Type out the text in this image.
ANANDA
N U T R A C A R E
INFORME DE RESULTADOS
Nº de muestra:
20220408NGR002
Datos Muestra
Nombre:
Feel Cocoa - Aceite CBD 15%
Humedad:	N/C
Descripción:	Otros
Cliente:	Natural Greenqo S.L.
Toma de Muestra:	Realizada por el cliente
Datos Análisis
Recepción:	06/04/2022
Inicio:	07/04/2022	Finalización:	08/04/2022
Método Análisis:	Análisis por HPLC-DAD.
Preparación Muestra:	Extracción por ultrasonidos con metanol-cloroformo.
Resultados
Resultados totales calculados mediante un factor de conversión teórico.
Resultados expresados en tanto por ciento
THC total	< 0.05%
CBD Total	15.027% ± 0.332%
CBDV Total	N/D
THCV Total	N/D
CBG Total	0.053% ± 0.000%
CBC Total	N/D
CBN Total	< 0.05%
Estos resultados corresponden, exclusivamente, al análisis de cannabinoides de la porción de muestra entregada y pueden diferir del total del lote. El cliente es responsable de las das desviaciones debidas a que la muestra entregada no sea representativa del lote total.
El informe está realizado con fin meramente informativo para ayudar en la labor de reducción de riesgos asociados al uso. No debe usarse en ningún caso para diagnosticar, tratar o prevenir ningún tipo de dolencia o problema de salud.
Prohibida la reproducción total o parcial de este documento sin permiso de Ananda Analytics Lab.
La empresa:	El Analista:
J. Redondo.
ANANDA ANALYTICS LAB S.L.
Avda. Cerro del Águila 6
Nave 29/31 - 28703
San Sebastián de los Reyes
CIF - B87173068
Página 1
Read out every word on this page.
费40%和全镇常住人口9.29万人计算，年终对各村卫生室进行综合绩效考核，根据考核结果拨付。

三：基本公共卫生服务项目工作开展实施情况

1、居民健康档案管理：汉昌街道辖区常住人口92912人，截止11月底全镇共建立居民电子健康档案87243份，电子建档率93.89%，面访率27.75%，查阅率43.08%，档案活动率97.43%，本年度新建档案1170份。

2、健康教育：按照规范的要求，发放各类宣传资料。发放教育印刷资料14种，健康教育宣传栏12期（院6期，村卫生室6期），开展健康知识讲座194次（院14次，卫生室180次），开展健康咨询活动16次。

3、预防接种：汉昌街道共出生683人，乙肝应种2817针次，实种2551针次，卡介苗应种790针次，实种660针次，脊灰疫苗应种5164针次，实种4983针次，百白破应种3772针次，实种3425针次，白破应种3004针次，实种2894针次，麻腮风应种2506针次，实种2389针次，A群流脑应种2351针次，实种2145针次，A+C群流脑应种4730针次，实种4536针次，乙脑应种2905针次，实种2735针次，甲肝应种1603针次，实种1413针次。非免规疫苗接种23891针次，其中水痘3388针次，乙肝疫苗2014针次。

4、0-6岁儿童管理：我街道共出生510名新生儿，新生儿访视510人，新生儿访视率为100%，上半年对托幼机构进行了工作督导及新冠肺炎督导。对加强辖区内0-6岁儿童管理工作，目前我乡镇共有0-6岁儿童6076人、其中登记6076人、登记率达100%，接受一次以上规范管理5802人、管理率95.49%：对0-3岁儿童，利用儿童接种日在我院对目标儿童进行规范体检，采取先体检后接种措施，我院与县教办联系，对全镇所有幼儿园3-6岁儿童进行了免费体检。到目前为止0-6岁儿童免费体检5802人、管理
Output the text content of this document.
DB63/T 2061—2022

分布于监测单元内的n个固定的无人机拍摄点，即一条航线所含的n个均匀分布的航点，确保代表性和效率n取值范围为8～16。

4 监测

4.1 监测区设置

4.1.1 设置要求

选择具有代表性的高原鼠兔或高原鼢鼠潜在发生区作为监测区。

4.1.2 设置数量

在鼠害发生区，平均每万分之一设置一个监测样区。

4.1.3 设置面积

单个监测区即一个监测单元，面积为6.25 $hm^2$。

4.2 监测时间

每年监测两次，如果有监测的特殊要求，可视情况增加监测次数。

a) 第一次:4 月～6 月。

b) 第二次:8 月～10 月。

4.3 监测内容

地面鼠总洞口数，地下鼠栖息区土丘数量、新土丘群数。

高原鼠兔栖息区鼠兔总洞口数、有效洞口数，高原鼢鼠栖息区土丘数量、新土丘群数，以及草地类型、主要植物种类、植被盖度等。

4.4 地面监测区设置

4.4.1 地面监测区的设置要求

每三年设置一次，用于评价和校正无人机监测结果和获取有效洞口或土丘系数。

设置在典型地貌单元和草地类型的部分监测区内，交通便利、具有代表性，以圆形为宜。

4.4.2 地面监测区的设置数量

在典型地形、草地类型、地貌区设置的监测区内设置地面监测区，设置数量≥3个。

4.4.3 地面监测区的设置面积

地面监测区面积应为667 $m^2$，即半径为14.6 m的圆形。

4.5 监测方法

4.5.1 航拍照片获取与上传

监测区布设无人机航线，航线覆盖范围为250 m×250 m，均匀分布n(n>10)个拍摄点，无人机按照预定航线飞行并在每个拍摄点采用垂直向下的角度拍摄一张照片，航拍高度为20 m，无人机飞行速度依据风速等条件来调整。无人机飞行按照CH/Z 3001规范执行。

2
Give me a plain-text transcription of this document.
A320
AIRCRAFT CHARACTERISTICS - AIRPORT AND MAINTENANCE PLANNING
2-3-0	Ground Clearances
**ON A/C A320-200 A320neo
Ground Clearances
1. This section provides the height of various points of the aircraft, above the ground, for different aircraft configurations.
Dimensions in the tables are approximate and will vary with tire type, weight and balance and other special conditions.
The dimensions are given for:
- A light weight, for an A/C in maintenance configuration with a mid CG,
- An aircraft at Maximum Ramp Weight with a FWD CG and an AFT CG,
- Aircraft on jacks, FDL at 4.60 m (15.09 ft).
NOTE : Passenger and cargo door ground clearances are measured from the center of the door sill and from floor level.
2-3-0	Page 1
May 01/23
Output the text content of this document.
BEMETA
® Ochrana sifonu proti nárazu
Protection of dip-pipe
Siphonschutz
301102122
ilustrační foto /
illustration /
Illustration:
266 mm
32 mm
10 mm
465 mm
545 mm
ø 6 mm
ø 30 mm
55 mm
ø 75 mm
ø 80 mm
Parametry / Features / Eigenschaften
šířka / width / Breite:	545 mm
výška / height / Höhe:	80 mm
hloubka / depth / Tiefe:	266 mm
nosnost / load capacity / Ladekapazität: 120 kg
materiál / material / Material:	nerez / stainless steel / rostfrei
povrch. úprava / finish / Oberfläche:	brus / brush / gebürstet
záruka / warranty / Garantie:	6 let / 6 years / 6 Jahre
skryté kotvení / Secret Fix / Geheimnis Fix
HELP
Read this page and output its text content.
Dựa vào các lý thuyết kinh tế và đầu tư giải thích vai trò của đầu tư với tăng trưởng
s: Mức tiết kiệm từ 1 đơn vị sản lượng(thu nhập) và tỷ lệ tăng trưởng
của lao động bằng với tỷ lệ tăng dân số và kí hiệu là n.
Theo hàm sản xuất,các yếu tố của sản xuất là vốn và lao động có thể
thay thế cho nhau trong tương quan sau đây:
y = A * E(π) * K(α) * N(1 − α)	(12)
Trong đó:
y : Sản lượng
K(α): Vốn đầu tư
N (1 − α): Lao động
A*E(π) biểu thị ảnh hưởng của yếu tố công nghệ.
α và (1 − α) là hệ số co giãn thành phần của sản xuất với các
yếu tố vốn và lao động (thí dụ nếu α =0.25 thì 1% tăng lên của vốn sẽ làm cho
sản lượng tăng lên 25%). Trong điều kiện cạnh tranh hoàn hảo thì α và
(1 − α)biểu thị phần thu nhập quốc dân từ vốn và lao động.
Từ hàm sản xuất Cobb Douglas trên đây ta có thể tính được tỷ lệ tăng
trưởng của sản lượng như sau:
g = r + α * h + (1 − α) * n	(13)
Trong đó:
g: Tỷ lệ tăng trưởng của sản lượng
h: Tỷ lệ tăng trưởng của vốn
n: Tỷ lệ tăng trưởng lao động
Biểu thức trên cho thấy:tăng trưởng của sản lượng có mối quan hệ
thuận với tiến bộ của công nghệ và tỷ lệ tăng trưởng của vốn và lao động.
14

◇ ◇ ◇ ◇ ◇

§ **Work to complete**: Gather all lines of the records that include the word "text".

§ **Answer for this exercise**:
Type out the text in this image.
Output the text content of this document.
Give me a plain-text transcription of this document.
Output the text content of this document.
Read this page and output its text content.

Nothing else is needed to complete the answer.